SHORT PROBLEM:
Output all entries verbatim. Skip pictures.

DATA TO USE:
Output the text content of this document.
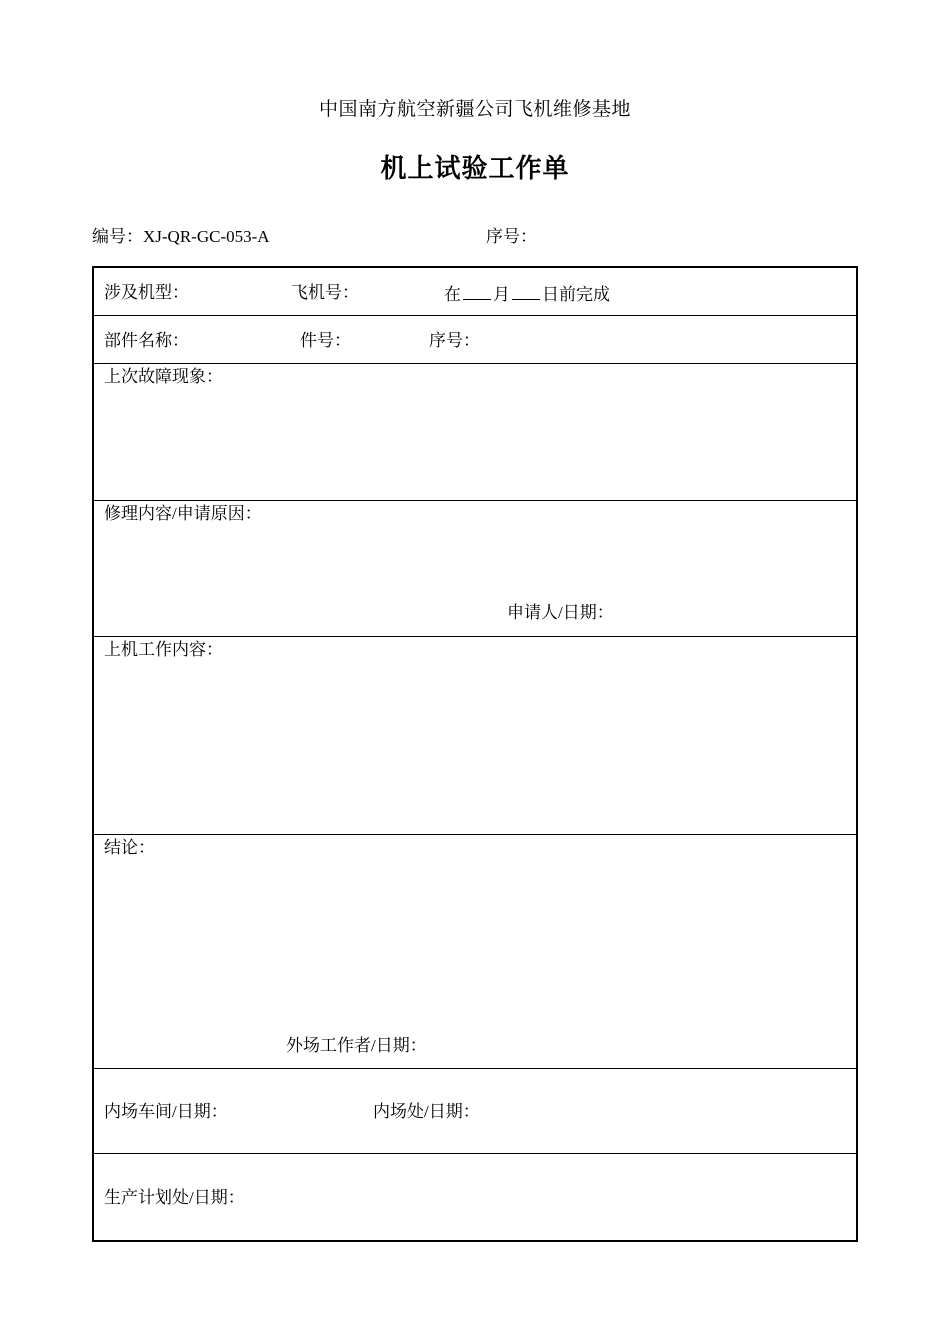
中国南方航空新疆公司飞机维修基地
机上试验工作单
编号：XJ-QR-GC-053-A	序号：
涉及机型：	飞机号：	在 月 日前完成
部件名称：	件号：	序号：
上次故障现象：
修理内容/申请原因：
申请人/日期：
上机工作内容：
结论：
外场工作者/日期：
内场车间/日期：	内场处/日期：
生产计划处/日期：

TASK OUTPUT:
Output the text content of this document.
中国南方航空新疆公司飞机维修基地
机上试验工作单
编号：XJ-QR-GC-053-A	序号：
涉及机型：	飞机号：	在 月 日前完成
部件名称：	件号：	序号：
上次故障现象：
修理内容/申请原因：
申请人/日期：
上机工作内容：
结论：
外场工作者/日期：
内场车间/日期：	内场处/日期：
生产计划处/日期：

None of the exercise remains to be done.